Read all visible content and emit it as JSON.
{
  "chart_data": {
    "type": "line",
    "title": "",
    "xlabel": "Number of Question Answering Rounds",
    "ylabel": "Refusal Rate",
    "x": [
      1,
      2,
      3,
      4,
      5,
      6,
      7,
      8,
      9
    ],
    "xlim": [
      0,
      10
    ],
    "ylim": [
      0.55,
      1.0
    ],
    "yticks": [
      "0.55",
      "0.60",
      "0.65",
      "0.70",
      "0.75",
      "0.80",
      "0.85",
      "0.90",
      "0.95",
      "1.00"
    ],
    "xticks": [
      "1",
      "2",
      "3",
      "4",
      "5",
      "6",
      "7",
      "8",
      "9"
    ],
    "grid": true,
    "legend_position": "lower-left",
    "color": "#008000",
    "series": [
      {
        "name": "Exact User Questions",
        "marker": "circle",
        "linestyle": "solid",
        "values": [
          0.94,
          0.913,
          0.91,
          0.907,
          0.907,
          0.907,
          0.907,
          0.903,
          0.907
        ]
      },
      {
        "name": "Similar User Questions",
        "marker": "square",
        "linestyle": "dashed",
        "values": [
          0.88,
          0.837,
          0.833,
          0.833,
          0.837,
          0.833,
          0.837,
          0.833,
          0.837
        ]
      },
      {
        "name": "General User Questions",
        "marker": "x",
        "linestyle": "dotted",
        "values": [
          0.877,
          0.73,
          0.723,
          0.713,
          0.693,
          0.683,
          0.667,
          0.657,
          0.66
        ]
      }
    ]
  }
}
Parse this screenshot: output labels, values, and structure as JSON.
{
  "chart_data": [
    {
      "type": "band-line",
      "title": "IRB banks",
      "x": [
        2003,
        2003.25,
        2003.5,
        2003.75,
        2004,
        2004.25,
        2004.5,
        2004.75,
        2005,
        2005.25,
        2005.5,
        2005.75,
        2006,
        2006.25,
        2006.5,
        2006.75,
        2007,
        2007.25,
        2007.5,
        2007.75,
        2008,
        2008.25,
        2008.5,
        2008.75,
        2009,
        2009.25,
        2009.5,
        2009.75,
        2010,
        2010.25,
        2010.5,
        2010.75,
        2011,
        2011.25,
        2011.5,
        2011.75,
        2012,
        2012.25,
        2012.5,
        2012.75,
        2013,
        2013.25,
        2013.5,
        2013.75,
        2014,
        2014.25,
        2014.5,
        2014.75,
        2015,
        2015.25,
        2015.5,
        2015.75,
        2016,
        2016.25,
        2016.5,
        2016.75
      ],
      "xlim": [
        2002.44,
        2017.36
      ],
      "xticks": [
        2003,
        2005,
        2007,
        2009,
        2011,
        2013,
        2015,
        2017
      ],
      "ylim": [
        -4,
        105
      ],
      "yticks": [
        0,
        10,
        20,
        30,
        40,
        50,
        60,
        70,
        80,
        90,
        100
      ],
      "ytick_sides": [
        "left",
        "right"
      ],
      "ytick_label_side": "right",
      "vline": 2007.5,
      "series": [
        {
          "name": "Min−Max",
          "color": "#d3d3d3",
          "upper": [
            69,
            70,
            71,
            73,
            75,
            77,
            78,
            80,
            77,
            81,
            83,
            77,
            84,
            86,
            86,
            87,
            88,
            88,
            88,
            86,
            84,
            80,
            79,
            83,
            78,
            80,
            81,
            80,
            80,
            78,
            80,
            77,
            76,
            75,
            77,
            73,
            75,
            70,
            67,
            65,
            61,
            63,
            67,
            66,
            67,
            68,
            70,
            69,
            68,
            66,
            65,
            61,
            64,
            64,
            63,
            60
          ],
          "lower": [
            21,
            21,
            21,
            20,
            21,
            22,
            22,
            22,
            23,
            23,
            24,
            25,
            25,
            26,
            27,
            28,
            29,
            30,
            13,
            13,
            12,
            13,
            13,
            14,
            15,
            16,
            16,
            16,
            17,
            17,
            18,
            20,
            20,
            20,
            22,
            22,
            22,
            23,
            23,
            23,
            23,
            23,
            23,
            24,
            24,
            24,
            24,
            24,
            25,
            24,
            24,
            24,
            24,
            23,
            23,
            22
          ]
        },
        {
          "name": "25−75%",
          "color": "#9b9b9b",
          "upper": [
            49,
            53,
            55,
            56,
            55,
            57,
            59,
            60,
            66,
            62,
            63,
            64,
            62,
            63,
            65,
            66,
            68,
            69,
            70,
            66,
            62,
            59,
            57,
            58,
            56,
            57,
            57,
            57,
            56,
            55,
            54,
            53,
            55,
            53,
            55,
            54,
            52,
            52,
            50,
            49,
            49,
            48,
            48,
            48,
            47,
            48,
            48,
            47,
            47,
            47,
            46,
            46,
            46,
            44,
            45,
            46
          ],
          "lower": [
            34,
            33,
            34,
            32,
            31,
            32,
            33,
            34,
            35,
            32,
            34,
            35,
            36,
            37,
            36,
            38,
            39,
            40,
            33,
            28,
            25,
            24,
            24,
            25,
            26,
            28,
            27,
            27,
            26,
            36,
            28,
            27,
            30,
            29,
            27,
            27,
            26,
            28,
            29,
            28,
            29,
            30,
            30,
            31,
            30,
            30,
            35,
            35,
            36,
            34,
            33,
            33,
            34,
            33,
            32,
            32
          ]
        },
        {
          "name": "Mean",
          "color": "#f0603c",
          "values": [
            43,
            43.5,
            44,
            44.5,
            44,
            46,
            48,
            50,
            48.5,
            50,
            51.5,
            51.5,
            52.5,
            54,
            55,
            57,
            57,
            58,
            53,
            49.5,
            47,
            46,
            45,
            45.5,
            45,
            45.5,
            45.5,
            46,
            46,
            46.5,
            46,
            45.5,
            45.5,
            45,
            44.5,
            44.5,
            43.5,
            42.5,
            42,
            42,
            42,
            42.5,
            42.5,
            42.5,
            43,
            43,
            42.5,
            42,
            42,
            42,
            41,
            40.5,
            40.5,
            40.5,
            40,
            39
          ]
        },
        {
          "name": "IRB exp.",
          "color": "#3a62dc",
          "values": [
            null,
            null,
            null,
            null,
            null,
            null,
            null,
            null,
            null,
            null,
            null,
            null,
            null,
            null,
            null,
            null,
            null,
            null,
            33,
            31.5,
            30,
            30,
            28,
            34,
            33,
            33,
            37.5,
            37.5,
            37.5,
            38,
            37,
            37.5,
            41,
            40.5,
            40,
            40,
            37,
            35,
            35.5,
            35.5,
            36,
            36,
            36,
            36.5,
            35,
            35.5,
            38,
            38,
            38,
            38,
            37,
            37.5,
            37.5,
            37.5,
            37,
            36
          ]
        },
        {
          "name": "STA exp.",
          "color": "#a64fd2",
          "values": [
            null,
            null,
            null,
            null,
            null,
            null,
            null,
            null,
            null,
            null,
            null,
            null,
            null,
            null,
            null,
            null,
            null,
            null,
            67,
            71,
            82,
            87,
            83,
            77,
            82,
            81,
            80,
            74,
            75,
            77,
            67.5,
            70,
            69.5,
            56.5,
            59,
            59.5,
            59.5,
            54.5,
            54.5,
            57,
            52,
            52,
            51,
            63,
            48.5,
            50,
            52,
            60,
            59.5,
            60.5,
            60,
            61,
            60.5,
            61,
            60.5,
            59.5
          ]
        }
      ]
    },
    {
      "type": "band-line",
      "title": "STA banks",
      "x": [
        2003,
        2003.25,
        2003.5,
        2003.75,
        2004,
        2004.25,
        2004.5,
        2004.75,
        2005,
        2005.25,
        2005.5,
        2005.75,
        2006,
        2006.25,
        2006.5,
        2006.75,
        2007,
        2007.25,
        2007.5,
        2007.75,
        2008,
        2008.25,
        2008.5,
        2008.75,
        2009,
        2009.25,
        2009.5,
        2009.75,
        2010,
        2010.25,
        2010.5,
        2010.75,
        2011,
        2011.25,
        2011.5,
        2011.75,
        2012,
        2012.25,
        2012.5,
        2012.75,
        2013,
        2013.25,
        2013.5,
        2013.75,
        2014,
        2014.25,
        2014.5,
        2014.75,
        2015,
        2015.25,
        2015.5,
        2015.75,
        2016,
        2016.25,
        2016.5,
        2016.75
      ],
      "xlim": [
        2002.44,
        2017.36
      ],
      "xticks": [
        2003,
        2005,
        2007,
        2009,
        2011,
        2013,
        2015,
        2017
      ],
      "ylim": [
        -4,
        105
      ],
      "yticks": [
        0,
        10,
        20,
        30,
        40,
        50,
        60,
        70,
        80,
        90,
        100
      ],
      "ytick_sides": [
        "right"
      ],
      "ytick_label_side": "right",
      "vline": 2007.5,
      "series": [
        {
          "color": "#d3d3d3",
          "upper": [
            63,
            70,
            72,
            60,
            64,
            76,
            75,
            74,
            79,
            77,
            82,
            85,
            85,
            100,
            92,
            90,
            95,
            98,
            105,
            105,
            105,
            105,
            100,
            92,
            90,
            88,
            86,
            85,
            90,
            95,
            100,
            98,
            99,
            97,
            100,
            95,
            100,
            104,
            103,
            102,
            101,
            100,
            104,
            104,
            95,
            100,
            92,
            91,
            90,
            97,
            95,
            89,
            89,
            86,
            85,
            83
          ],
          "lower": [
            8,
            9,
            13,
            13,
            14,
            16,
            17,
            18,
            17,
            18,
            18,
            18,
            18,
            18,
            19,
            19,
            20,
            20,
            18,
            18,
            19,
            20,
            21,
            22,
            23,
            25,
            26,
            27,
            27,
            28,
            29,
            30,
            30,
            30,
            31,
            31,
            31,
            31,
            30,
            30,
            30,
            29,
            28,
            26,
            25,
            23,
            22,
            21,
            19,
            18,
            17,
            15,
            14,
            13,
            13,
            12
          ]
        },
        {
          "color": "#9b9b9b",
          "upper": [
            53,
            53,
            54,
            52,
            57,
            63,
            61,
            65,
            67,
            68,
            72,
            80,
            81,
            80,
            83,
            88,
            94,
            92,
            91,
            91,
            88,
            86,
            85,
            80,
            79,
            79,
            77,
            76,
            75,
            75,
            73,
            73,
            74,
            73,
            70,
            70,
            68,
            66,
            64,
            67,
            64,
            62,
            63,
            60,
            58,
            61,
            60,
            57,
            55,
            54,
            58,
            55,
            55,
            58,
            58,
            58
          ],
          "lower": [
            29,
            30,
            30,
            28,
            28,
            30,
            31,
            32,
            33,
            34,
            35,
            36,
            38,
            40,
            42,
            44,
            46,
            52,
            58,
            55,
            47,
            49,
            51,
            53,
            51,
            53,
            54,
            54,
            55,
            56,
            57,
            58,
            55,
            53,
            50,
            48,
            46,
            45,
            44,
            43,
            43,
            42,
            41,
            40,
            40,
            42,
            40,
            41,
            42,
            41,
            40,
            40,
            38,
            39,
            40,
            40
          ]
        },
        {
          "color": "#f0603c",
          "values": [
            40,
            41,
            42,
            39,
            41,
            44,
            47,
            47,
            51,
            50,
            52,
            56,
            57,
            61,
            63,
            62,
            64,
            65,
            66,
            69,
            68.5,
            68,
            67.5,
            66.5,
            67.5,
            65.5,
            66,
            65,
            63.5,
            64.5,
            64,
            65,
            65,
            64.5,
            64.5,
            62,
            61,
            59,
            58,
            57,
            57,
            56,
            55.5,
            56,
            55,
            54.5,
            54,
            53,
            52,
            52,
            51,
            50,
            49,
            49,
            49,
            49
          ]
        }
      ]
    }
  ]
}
--------
• Exercise brief
Copy out every line of the data that includes the word "User".

• Answer to this exercise
        "name": "Exact User Questions",
        "name": "Similar User Questions",
        "name": "General User Questions",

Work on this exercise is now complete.